(Exercise requirements): Read the listing below and copy out every line that holds "data".

(Material provided):
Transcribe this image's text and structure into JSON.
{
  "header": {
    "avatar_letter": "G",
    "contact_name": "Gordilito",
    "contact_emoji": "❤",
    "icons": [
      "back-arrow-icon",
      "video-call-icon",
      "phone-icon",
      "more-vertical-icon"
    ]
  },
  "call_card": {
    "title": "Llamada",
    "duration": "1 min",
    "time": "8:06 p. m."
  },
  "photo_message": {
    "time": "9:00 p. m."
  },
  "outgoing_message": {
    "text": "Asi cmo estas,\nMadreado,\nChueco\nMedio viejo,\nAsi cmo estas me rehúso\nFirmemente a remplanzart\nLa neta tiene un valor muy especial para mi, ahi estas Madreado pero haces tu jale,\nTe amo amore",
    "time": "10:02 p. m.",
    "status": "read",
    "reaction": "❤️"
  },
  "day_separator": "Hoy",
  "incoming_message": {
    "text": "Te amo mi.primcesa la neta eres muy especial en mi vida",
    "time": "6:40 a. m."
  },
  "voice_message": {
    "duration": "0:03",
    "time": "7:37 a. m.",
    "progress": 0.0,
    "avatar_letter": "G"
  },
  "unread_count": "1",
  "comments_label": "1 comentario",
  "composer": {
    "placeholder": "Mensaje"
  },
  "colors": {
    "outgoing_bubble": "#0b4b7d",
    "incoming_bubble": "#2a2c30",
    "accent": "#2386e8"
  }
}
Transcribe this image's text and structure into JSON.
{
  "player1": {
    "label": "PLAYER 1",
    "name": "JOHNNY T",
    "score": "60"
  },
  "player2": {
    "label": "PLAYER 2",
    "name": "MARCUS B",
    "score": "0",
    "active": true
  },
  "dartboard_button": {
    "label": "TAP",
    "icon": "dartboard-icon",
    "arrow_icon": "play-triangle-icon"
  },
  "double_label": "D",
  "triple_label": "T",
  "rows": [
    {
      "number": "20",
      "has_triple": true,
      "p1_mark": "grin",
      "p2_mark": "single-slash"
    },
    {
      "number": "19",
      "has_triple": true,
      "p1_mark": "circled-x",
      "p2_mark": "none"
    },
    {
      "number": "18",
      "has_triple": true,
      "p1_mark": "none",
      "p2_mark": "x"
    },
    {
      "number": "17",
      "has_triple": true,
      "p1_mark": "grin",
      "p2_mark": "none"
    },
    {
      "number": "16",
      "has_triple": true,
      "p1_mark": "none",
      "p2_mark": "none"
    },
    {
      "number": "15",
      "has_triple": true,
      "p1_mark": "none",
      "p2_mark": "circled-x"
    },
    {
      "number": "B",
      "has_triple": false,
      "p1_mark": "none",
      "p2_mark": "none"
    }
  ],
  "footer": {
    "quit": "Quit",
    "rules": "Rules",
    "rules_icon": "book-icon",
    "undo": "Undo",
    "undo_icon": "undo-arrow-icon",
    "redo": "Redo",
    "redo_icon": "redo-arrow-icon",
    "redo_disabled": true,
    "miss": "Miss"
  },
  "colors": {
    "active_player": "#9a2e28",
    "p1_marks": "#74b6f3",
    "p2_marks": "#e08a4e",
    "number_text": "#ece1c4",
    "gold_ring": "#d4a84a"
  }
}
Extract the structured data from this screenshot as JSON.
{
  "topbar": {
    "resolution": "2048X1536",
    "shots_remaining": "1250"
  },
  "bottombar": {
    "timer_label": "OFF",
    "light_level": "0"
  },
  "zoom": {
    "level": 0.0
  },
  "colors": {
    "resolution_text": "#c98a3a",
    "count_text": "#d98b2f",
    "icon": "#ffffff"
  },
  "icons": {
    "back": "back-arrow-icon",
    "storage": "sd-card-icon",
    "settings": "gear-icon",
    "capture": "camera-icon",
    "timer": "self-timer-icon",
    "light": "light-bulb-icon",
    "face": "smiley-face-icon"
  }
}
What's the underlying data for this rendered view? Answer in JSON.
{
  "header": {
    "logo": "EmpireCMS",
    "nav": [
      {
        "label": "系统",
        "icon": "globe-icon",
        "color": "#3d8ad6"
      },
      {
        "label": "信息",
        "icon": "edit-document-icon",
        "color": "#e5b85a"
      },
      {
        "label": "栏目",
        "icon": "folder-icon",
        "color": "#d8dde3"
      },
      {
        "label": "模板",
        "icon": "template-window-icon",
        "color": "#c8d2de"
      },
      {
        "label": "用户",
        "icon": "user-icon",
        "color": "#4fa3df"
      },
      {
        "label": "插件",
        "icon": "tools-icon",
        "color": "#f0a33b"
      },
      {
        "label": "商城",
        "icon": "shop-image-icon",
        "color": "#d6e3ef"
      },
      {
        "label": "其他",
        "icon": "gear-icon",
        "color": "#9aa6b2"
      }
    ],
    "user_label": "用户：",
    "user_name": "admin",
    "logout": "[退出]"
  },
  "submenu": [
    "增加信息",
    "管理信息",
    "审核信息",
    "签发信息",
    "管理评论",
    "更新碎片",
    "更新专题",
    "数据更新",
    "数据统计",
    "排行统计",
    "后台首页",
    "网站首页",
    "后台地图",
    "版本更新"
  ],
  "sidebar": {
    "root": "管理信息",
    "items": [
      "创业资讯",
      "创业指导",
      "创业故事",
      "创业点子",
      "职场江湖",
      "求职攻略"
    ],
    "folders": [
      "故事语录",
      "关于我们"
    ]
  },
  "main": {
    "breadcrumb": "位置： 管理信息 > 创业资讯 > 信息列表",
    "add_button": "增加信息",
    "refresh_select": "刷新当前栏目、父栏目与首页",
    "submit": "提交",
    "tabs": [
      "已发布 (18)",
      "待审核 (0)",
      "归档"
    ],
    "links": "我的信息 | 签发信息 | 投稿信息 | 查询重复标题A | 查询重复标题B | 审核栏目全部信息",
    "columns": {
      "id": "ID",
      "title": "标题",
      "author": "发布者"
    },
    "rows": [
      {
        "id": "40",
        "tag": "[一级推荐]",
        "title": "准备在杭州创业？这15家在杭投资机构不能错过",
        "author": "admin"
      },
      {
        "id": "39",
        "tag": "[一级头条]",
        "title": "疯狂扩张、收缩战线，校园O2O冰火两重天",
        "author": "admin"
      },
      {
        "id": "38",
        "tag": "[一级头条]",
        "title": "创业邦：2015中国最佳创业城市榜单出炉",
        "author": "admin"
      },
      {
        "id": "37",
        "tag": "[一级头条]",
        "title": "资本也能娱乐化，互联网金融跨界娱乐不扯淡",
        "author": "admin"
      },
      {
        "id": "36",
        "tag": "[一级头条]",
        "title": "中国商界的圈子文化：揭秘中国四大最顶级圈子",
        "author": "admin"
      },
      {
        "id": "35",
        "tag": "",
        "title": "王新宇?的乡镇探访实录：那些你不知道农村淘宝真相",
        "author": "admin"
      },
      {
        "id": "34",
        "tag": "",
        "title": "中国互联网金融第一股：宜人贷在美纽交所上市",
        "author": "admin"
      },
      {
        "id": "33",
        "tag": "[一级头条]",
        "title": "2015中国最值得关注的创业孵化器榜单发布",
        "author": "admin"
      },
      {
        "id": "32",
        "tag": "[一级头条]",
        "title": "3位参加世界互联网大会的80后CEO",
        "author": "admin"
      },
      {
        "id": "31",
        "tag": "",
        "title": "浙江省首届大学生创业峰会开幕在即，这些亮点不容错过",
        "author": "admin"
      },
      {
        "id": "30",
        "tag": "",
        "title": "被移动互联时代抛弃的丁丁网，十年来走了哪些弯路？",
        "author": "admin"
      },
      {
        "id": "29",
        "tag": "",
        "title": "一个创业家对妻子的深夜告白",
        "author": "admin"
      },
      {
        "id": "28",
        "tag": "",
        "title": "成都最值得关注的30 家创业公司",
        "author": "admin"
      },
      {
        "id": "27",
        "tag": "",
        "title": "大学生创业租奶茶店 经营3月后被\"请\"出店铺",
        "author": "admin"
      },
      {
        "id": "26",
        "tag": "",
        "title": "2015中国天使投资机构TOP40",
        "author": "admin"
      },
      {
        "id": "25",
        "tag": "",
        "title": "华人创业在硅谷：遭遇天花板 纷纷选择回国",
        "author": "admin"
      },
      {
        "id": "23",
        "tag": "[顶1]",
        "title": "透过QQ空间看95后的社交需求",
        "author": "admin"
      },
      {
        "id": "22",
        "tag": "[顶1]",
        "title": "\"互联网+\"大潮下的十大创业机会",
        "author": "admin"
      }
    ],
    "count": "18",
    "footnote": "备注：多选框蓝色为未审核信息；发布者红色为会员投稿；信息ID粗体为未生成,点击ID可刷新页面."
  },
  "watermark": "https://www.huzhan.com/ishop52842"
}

(The solution):
Extract the structured data from this screenshot as JSON.
What's the underlying data for this rendered view? Answer in JSON.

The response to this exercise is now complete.